Exercise prompt =
Using the Form 8-K filing below, answer each question.
1. What date does the filing give for the earliest event reported?
2. In which city and state are the registrant's principal executive offices located?
3. What position will Donna Noce Colaco hold, and on what date does her appointment take effect?

* START Given passage *

WASHINGTON, DC 20549



FORM 8-K


CURRENT REPORT
Pursuant to Section 13 or 15(d) of the
Securities Exchange Act of 1934

Date of report  (Date of earliest event reported):  November 3, 2018 


PIER 1 IMPORTS, INC.
(Exact Name of Registrant as Specified in Charter)



DELAWARE

001-07832

75-1729843

(State or Other Jurisdiction

of Incorporation)

(Commission

File Number)

(I.R.S. Employer

Identification No.)

100 Pier 1 Place

Fort Worth, Texas

76102

(Address of Principal Executive Offices)

(Zip Code)

Registrant’s Telephone Number, Including Area Code 817-252-8000

                            N/A                        
(Former Name or Former Address, if Changed Since Last Report) 


Check the appropriate box below if the Form 8-K filing is intended to simultaneously satisfy the filing obligation of the registrant under any of the following provisions (see General Instruction A.2. below):

    Written communications pursuant to Rule 425 under the Securities Act (17 CFR 230.425)

    Soliciting material pursuant to Rule 14a-12 under the Exchange Act (17 CFR 240.14a-12)

    Pre-commencement communications pursuant to Rule 14d-2(b) under the Exchange Act (17 CFR 240.14d-2(b))

    Pre-commencement communications pursuant to Rule 13e-4(c) under the Exchange Act (17 CFR 240.13e-4(c))

Indicate by check mark whether the registrant is an emerging growth company as defined in Rule 405 of the Securities Act of 1933 (§230.405 of this chapter) or Rule 12b-2 of the Securities Exchange Act of 1934 (§240.12b-2 of this chapter).
Emerging growth company ☐

If an emerging growth company, indicate by check mark if the registrant has elected not to use the extended transition period for complying with any new or revised financial accounting standards provided pursuant to Section 13(a) of the Exchange Act. ☐


Item 5.02.  Departure of Directors or Certain Officers; Election of Directors; Appointment of Certain Officers; Compensatory Arrangements of Certain Officers.
 
(c)  On November 5, 2018, Pier 1 Imports, Inc. (the “Company”) announced that Donna Noce Colaco will join the Company effective December 3, 2018, as Executive Vice President and Chief Customer Officer. Ms. Colaco, age 59, will lead the Company’s merchandising organization and oversee product development, planning and allocations, stores, marketing and e-Commerce.

* END Given passage *
* START Given information *

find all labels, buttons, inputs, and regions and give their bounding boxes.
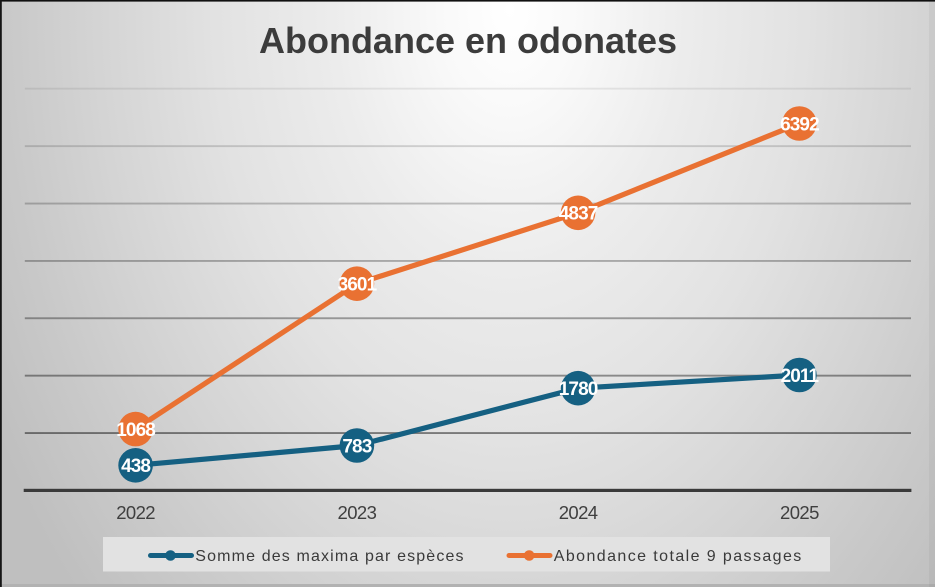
svg-text:Abondance en odonates: Abondance en odonates xyxy=(259,20,677,61)
svg-text:1068: 1068 xyxy=(116,420,155,441)
svg-text:2022: 2022 xyxy=(116,502,155,523)
svg-text:Somme des maxima par espèces: Somme des maxima par espèces xyxy=(195,548,464,565)
svg-text:6392: 6392 xyxy=(780,114,819,135)
svg-text:3601: 3601 xyxy=(338,275,378,296)
svg-text:2023: 2023 xyxy=(338,502,377,523)
svg-text:Abondance totale 9 passages: Abondance totale 9 passages xyxy=(554,548,803,565)
svg-text:783: 783 xyxy=(342,436,371,457)
svg-text:2011: 2011 xyxy=(781,366,820,387)
svg-text:4837: 4837 xyxy=(559,204,598,225)
svg-text:438: 438 xyxy=(121,456,150,477)
svg-text:2025: 2025 xyxy=(780,502,819,523)
svg-text:1780: 1780 xyxy=(559,379,598,400)
svg-text:2024: 2024 xyxy=(559,502,598,523)
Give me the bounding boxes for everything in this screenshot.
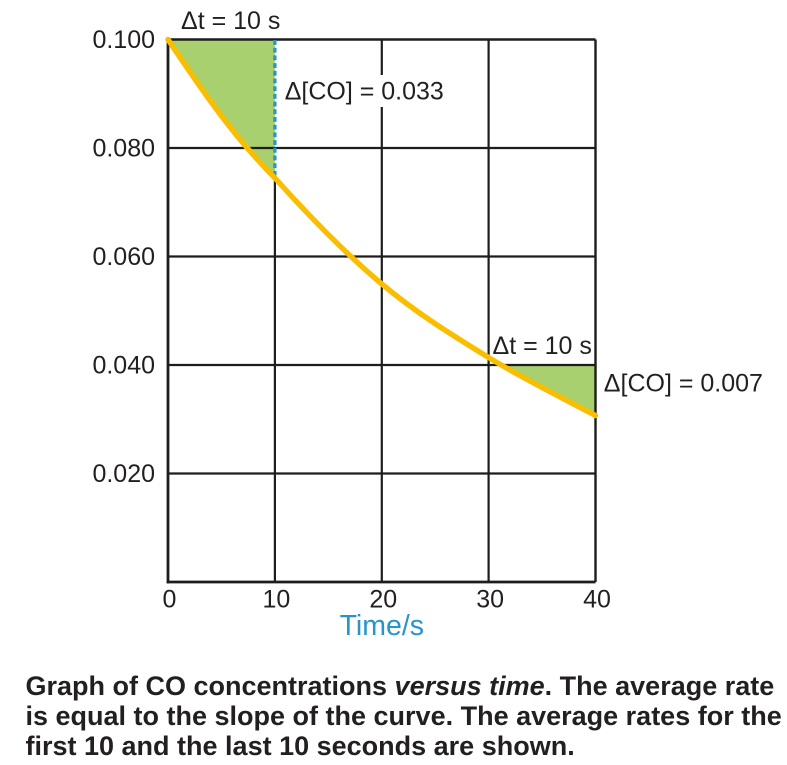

* END Given information *

Solution =
1. November 3, 2018
2. Fort Worth, Texas
3. Executive Vice President and Chief Customer Officer, effective December 3, 2018